▶ _Exercise brief_: Where a line in the listing below contains the word "エディタ", copy that line.

[Dataset records]
++++++++
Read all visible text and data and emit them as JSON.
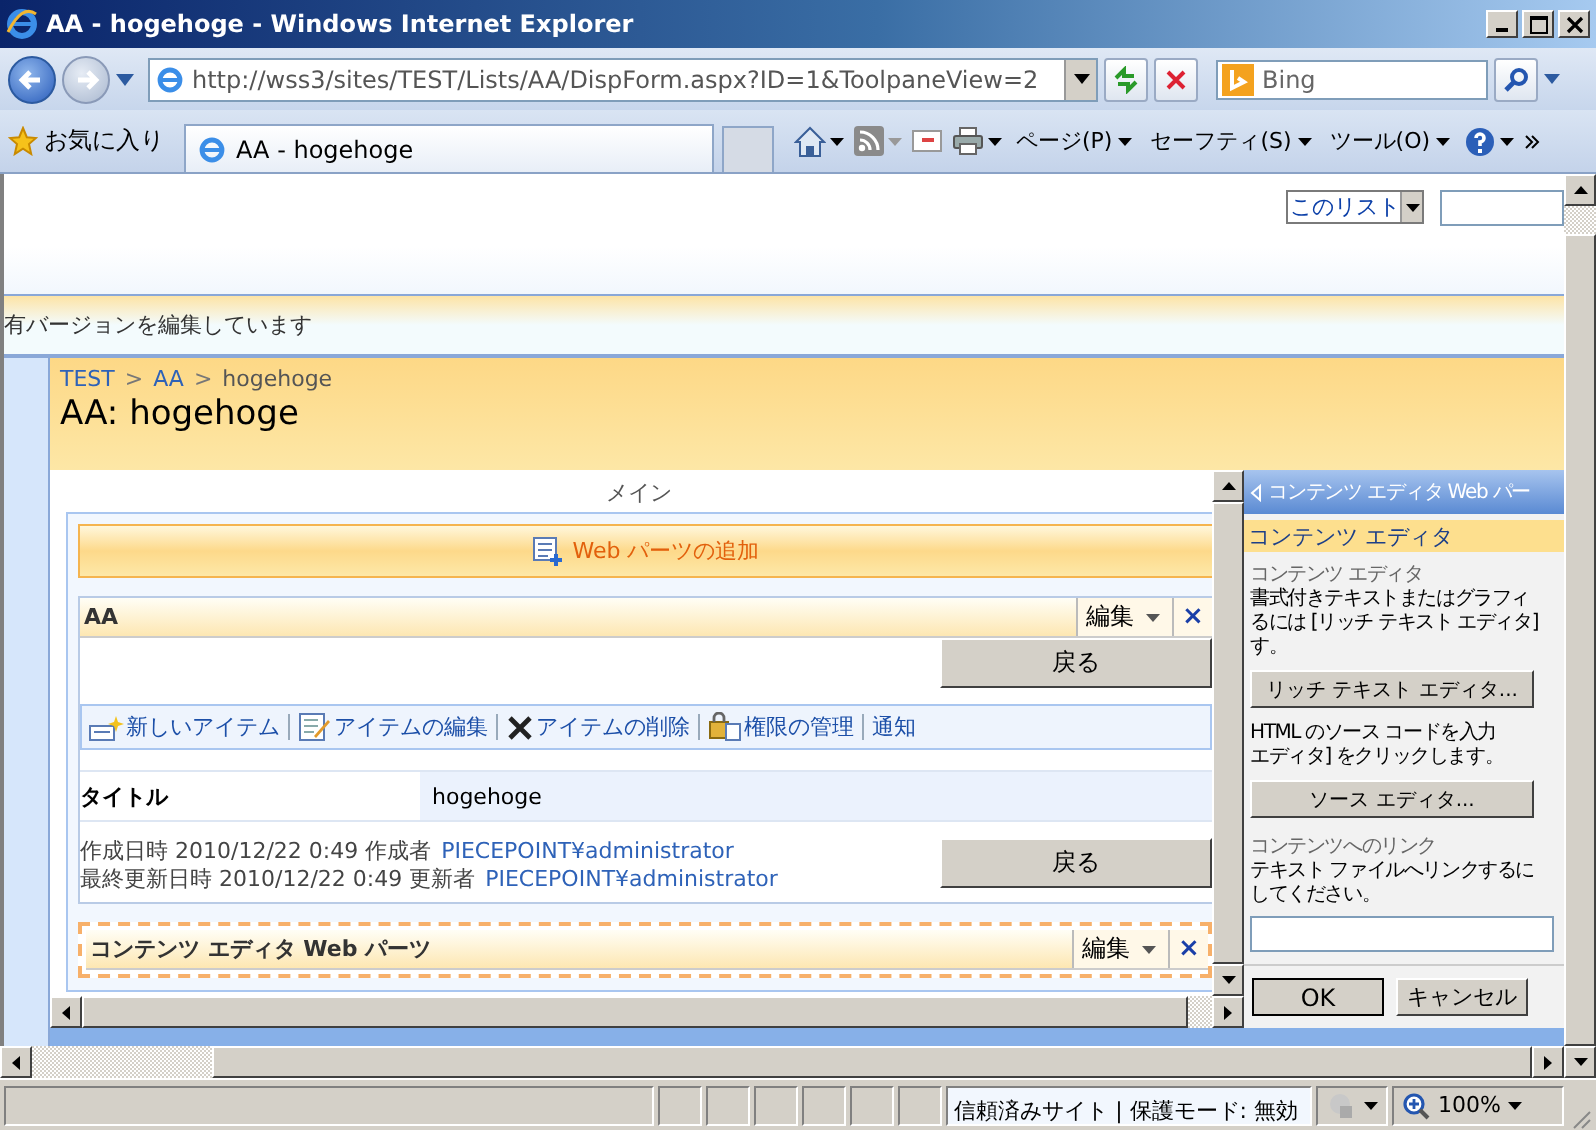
{
  "window": {
    "title": "AA - hogehoge - Windows Internet Explorer"
  },
  "address_bar": {
    "url": "http://wss3/sites/TEST/Lists/AA/DispForm.aspx?ID=1&ToolpaneView=2"
  },
  "search_box": {
    "placeholder": "Bing"
  },
  "favorites_bar": {
    "favorites_label": "お気に入り",
    "tab_title": "AA - hogehoge",
    "commands": [
      "ページ(P)",
      "セーフティ(S)",
      "ツール(O)"
    ]
  },
  "page": {
    "scope_dropdown": "このリスト",
    "banner_text": "有バージョンを編集しています",
    "breadcrumb_separator": ">",
    "breadcrumb": [
      {
        "label": "TEST",
        "link": true
      },
      {
        "label": "AA",
        "link": true
      },
      {
        "label": "hogehoge",
        "link": false
      }
    ],
    "page_title": "AA: hogehoge",
    "zone_label": "メイン",
    "add_web_part": "Web パーツの追加",
    "list_web_part": {
      "title": "AA",
      "edit_menu": "編集",
      "close": "×",
      "back_button": "戻る",
      "toolbar": [
        {
          "label": "新しいアイテム",
          "kind": "new"
        },
        {
          "label": "アイテムの編集",
          "kind": "edit"
        },
        {
          "label": "アイテムの削除",
          "kind": "delete"
        },
        {
          "label": "権限の管理",
          "kind": "permissions"
        },
        {
          "label": "通知",
          "kind": "text"
        }
      ],
      "fields": [
        {
          "label": "タイトル",
          "value": "hogehoge"
        }
      ],
      "meta": [
        {
          "label": "作成日時 2010/12/22 0:49  作成者",
          "user": "PIECEPOINT¥administrator"
        },
        {
          "label": "最終更新日時 2010/12/22 0:49  更新者",
          "user": "PIECEPOINT¥administrator"
        }
      ],
      "back_button_2": "戻る"
    },
    "content_editor_web_part": {
      "title": "コンテンツ エディタ Web パーツ",
      "edit_menu": "編集",
      "close": "×"
    }
  },
  "tool_pane": {
    "header": "コンテンツ エディタ Web パー",
    "section": "コンテンツ エディタ",
    "heading": "コンテンツ エディタ",
    "rich_text_lines": [
      "書式付きテキストまたはグラフィ",
      "るには [リッチ テキスト エディタ]",
      "す。"
    ],
    "rich_text_button": "リッチ テキスト エディタ...",
    "source_lines": [
      "HTML のソース コードを入力",
      "エディタ] をクリックします。"
    ],
    "source_button": "ソース エディタ...",
    "link_heading": "コンテンツへのリンク",
    "link_lines": [
      "テキスト ファイルへリンクするに",
      "してください。"
    ],
    "ok_button": "OK",
    "cancel_button": "キャンセル"
  },
  "status_bar": {
    "zone": "信頼済みサイト | 保護モード: 無効",
    "zoom": "100%"
  }
}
++++++++
▶ _Answer below_:
      "title": "コンテンツ エディタ Web パーツ",
    "header": "コンテンツ エディタ Web パー",
    "section": "コンテンツ エディタ",
    "heading": "コンテンツ エディタ",
      "るには [リッチ テキスト エディタ]",
    "rich_text_button": "リッチ テキスト エディタ...",
      "エディタ] をクリックします。"
    "source_button": "ソース エディタ...",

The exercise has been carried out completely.